• [Task requirements]: Reproduce each line of the material precisely.

• [Source records]:
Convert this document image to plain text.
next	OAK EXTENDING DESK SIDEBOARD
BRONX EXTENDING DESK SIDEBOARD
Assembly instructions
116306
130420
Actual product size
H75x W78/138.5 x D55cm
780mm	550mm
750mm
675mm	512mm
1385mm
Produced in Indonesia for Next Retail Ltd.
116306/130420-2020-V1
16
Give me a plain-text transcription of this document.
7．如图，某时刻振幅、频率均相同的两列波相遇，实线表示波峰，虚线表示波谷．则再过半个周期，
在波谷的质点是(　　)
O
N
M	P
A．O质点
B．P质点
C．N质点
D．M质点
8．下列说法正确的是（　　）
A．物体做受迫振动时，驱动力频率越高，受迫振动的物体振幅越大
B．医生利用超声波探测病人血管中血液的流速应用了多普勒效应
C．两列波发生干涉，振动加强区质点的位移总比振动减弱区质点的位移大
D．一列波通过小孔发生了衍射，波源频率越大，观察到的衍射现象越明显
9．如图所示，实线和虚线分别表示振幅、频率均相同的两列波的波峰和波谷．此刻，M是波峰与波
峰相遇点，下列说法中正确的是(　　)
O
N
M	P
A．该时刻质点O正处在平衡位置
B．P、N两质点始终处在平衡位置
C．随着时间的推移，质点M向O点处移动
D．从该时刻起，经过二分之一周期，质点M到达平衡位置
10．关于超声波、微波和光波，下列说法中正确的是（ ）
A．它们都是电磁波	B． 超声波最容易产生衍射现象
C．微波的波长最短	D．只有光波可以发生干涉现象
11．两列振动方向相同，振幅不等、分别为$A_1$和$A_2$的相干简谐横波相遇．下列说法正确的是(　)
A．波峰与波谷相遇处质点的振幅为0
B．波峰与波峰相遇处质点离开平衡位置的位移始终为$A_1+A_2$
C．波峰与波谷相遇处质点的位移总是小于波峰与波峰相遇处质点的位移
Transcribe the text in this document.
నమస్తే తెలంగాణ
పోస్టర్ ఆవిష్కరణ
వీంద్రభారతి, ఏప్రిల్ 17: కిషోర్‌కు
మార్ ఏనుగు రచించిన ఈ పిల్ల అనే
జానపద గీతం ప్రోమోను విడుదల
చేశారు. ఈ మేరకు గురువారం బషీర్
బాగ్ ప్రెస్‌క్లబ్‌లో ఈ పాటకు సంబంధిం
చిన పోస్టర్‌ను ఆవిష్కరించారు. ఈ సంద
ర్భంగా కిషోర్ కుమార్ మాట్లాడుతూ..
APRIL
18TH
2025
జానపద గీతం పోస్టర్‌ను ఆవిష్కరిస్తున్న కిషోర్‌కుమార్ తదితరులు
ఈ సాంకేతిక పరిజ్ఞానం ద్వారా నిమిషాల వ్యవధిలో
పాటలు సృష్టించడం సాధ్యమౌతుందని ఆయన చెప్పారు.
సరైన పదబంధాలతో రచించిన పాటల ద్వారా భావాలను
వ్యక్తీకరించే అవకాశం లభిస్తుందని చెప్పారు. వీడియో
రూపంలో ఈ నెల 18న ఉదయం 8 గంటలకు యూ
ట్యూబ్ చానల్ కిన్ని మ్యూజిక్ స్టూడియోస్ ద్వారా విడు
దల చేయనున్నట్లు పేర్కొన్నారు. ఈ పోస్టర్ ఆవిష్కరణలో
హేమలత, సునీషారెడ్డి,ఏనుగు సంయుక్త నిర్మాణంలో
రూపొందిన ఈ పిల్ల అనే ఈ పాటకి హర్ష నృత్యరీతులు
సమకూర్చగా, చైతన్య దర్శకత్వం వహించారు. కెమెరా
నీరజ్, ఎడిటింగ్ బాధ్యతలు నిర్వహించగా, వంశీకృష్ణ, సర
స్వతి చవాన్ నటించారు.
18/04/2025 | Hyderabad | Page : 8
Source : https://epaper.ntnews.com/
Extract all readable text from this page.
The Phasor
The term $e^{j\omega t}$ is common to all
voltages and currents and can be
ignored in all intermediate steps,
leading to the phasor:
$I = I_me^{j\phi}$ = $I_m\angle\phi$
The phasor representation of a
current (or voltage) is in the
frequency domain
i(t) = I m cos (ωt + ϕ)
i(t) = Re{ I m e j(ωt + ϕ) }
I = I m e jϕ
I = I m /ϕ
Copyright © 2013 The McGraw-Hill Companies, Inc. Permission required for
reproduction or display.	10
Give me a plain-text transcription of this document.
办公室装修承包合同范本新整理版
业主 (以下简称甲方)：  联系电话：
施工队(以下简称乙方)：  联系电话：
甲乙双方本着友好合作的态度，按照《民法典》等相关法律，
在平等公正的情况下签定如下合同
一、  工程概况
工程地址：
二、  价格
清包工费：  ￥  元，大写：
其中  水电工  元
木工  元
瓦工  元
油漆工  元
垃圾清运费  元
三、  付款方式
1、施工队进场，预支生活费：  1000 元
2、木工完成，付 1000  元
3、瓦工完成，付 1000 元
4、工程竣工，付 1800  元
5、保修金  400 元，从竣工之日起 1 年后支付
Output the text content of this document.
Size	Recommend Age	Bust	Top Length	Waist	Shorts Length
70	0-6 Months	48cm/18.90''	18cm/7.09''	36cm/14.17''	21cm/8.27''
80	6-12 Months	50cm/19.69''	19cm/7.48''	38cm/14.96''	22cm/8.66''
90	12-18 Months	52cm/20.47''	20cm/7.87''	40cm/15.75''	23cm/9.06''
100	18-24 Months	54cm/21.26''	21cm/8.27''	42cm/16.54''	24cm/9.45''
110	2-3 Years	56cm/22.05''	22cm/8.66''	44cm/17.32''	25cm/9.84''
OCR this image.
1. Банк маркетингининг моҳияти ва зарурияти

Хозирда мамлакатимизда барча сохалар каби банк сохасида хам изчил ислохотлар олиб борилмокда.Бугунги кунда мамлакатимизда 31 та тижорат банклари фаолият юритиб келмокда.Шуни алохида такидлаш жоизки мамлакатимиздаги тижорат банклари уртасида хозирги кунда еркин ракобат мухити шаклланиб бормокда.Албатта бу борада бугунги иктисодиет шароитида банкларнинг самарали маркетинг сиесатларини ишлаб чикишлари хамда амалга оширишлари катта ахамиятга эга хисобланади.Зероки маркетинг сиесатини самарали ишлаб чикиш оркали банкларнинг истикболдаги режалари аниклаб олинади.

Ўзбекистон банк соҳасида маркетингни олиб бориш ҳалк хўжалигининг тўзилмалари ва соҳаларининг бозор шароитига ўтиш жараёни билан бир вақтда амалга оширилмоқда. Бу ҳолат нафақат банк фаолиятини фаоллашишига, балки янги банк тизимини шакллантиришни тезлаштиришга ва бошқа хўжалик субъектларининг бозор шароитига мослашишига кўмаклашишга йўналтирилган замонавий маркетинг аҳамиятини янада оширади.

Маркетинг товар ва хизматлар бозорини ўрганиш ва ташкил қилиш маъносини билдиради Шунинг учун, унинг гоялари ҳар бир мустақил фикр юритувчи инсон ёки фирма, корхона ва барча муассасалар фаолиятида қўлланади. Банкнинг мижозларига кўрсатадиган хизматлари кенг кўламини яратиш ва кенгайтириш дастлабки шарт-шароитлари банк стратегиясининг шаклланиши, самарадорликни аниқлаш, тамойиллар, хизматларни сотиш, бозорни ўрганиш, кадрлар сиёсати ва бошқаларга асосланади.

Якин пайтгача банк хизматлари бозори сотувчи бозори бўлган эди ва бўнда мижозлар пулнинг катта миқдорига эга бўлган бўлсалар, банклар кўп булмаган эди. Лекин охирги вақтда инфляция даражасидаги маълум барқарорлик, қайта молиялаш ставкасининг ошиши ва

• [The solution]:
Convert this document image to plain text.
next	OAK EXTENDING DESK SIDEBOARD
BRONX EXTENDING DESK SIDEBOARD
Assembly instructions
116306
130420
Actual product size
H75x W78/138.5 x D55cm
780mm	550mm
750mm
675mm	512mm
1385mm
Produced in Indonesia for Next Retail Ltd.
116306/130420-2020-V1
16
Give me a plain-text transcription of this document.
7．如图，某时刻振幅、频率均相同的两列波相遇，实线表示波峰，虚线表示波谷．则再过半个周期，
在波谷的质点是(　　)
O
N
M	P
A．O质点
B．P质点
C．N质点
D．M质点
8．下列说法正确的是（　　）
A．物体做受迫振动时，驱动力频率越高，受迫振动的物体振幅越大
B．医生利用超声波探测病人血管中血液的流速应用了多普勒效应
C．两列波发生干涉，振动加强区质点的位移总比振动减弱区质点的位移大
D．一列波通过小孔发生了衍射，波源频率越大，观察到的衍射现象越明显
9．如图所示，实线和虚线分别表示振幅、频率均相同的两列波的波峰和波谷．此刻，M是波峰与波
峰相遇点，下列说法中正确的是(　　)
O
N
M	P
A．该时刻质点O正处在平衡位置
B．P、N两质点始终处在平衡位置
C．随着时间的推移，质点M向O点处移动
D．从该时刻起，经过二分之一周期，质点M到达平衡位置
10．关于超声波、微波和光波，下列说法中正确的是（ ）
A．它们都是电磁波	B． 超声波最容易产生衍射现象
C．微波的波长最短	D．只有光波可以发生干涉现象
11．两列振动方向相同，振幅不等、分别为$A_1$和$A_2$的相干简谐横波相遇．下列说法正确的是(　)
A．波峰与波谷相遇处质点的振幅为0
B．波峰与波峰相遇处质点离开平衡位置的位移始终为$A_1+A_2$
C．波峰与波谷相遇处质点的位移总是小于波峰与波峰相遇处质点的位移
Transcribe the text in this document.
నమస్తే తెలంగాణ
పోస్టర్ ఆవిష్కరణ
వీంద్రభారతి, ఏప్రిల్ 17: కిషోర్‌కు
మార్ ఏనుగు రచించిన ఈ పిల్ల అనే
జానపద గీతం ప్రోమోను విడుదల
చేశారు. ఈ మేరకు గురువారం బషీర్
బాగ్ ప్రెస్‌క్లబ్‌లో ఈ పాటకు సంబంధిం
చిన పోస్టర్‌ను ఆవిష్కరించారు. ఈ సంద
ర్భంగా కిషోర్ కుమార్ మాట్లాడుతూ..
APRIL
18TH
2025
జానపద గీతం పోస్టర్‌ను ఆవిష్కరిస్తున్న కిషోర్‌కుమార్ తదితరులు
ఈ సాంకేతిక పరిజ్ఞానం ద్వారా నిమిషాల వ్యవధిలో
పాటలు సృష్టించడం సాధ్యమౌతుందని ఆయన చెప్పారు.
సరైన పదబంధాలతో రచించిన పాటల ద్వారా భావాలను
వ్యక్తీకరించే అవకాశం లభిస్తుందని చెప్పారు. వీడియో
రూపంలో ఈ నెల 18న ఉదయం 8 గంటలకు యూ
ట్యూబ్ చానల్ కిన్ని మ్యూజిక్ స్టూడియోస్ ద్వారా విడు
దల చేయనున్నట్లు పేర్కొన్నారు. ఈ పోస్టర్ ఆవిష్కరణలో
హేమలత, సునీషారెడ్డి,ఏనుగు సంయుక్త నిర్మాణంలో
రూపొందిన ఈ పిల్ల అనే ఈ పాటకి హర్ష నృత్యరీతులు
సమకూర్చగా, చైతన్య దర్శకత్వం వహించారు. కెమెరా
నీరజ్, ఎడిటింగ్ బాధ్యతలు నిర్వహించగా, వంశీకృష్ణ, సర
స్వతి చవాన్ నటించారు.
18/04/2025 | Hyderabad | Page : 8
Source : https://epaper.ntnews.com/
Extract all readable text from this page.
The Phasor
The term $e^{j\omega t}$ is common to all
voltages and currents and can be
ignored in all intermediate steps,
leading to the phasor:
$I = I_me^{j\phi}$ = $I_m\angle\phi$
The phasor representation of a
current (or voltage) is in the
frequency domain
i(t) = I m cos (ωt + ϕ)
i(t) = Re{ I m e j(ωt + ϕ) }
I = I m e jϕ
I = I m /ϕ
Copyright © 2013 The McGraw-Hill Companies, Inc. Permission required for
reproduction or display.	10
Give me a plain-text transcription of this document.
办公室装修承包合同范本新整理版
业主 (以下简称甲方)：  联系电话：
施工队(以下简称乙方)：  联系电话：
甲乙双方本着友好合作的态度，按照《民法典》等相关法律，
在平等公正的情况下签定如下合同
一、  工程概况
工程地址：
二、  价格
清包工费：  ￥  元，大写：
其中  水电工  元
木工  元
瓦工  元
油漆工  元
垃圾清运费  元
三、  付款方式
1、施工队进场，预支生活费：  1000 元
2、木工完成，付 1000  元
3、瓦工完成，付 1000 元
4、工程竣工，付 1800  元
5、保修金  400 元，从竣工之日起 1 年后支付
Output the text content of this document.
Size	Recommend Age	Bust	Top Length	Waist	Shorts Length
70	0-6 Months	48cm/18.90''	18cm/7.09''	36cm/14.17''	21cm/8.27''
80	6-12 Months	50cm/19.69''	19cm/7.48''	38cm/14.96''	22cm/8.66''
90	12-18 Months	52cm/20.47''	20cm/7.87''	40cm/15.75''	23cm/9.06''
100	18-24 Months	54cm/21.26''	21cm/8.27''	42cm/16.54''	24cm/9.45''
110	2-3 Years	56cm/22.05''	22cm/8.66''	44cm/17.32''	25cm/9.84''
OCR this image.
1. Банк маркетингининг моҳияти ва зарурияти

Хозирда мамлакатимизда барча сохалар каби банк сохасида хам изчил ислохотлар олиб борилмокда.Бугунги кунда мамлакатимизда 31 та тижорат банклари фаолият юритиб келмокда.Шуни алохида такидлаш жоизки мамлакатимиздаги тижорат банклари уртасида хозирги кунда еркин ракобат мухити шаклланиб бормокда.Албатта бу борада бугунги иктисодиет шароитида банкларнинг самарали маркетинг сиесатларини ишлаб чикишлари хамда амалга оширишлари катта ахамиятга эга хисобланади.Зероки маркетинг сиесатини самарали ишлаб чикиш оркали банкларнинг истикболдаги режалари аниклаб олинади.

Ўзбекистон банк соҳасида маркетингни олиб бориш ҳалк хўжалигининг тўзилмалари ва соҳаларининг бозор шароитига ўтиш жараёни билан бир вақтда амалга оширилмоқда. Бу ҳолат нафақат банк фаолиятини фаоллашишига, балки янги банк тизимини шакллантиришни тезлаштиришга ва бошқа хўжалик субъектларининг бозор шароитига мослашишига кўмаклашишга йўналтирилган замонавий маркетинг аҳамиятини янада оширади.

Маркетинг товар ва хизматлар бозорини ўрганиш ва ташкил қилиш маъносини билдиради Шунинг учун, унинг гоялари ҳар бир мустақил фикр юритувчи инсон ёки фирма, корхона ва барча муассасалар фаолиятида қўлланади. Банкнинг мижозларига кўрсатадиган хизматлари кенг кўламини яратиш ва кенгайтириш дастлабки шарт-шароитлари банк стратегиясининг шаклланиши, самарадорликни аниқлаш, тамойиллар, хизматларни сотиш, бозорни ўрганиш, кадрлар сиёсати ва бошқаларга асосланади.

Якин пайтгача банк хизматлари бозори сотувчи бозори бўлган эди ва бўнда мижозлар пулнинг катта миқдорига эга бўлган бўлсалар, банклар кўп булмаган эди. Лекин охирги вақтда инфляция даражасидаги маълум барқарорлик, қайта молиялаш ставкасининг ошиши ва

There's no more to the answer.